[Provided records start]

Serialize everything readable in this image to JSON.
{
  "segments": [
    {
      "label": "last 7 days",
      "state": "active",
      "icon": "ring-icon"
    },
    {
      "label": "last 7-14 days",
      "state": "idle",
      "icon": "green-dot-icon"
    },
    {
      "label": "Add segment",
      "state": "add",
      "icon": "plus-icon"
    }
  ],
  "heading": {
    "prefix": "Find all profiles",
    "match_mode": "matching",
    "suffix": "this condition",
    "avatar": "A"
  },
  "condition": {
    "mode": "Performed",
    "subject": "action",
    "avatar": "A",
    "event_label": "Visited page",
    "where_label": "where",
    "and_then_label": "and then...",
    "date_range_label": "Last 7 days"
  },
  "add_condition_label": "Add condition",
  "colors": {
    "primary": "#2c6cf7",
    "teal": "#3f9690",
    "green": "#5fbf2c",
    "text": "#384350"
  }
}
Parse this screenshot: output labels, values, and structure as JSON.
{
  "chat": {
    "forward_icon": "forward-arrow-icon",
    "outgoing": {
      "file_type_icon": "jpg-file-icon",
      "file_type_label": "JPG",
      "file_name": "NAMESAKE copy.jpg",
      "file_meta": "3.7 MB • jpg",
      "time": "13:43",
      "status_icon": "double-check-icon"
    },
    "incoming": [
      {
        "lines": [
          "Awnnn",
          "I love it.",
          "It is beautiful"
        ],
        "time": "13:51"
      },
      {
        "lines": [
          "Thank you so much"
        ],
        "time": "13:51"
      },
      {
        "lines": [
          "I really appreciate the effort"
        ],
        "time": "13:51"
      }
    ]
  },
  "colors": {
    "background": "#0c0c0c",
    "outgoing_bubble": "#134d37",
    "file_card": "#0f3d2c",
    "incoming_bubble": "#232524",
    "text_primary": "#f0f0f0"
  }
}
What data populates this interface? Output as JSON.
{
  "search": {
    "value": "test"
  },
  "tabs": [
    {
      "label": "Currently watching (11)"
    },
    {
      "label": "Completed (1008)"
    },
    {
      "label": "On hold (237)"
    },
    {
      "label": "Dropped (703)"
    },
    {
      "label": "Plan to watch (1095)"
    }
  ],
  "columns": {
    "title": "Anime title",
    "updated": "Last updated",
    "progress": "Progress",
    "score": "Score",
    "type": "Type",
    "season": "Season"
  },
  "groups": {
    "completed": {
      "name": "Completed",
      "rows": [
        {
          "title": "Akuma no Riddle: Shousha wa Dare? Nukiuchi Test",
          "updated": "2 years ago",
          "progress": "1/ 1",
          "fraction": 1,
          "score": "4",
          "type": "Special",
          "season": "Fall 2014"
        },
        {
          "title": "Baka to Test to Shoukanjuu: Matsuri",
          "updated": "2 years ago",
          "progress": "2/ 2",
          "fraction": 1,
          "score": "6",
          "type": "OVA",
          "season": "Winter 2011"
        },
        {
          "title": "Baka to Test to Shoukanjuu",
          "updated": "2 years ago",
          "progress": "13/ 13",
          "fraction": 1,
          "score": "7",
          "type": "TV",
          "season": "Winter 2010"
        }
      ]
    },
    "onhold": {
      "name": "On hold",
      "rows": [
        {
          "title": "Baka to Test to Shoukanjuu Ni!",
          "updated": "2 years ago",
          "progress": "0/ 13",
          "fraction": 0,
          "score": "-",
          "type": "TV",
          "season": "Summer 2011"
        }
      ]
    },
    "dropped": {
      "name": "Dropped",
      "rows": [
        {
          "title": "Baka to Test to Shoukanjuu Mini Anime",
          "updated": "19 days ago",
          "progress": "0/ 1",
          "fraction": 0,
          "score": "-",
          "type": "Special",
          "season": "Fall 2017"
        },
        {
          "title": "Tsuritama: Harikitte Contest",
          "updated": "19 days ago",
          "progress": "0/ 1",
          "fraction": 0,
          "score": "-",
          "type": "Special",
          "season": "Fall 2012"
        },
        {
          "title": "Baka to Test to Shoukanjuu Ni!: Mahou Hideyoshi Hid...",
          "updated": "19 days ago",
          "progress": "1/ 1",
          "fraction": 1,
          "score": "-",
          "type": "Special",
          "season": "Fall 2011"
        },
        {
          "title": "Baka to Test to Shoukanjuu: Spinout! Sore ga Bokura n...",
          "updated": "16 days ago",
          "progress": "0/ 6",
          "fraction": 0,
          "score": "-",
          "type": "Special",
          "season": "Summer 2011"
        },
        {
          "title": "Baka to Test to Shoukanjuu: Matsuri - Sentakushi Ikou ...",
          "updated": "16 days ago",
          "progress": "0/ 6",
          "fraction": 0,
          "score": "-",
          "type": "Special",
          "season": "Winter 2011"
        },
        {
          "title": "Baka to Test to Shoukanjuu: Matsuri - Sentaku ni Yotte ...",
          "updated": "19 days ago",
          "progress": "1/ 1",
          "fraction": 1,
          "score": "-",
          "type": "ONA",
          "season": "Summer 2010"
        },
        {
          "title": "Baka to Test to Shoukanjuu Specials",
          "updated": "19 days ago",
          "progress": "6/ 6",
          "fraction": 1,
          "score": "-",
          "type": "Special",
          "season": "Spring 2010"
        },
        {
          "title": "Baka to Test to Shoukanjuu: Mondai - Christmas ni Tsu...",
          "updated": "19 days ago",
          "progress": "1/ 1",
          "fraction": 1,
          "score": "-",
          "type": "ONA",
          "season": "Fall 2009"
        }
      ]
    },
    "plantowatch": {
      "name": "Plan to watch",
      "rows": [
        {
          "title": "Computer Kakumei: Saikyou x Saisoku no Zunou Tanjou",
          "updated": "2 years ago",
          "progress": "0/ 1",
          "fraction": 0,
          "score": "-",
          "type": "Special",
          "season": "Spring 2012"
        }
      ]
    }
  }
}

[Provided records end]

Goal
Using the listing above, show every line that includes the string "condition".

Final answer
    "suffix": "this condition",
  "condition": {
  "add_condition_label": "Add condition",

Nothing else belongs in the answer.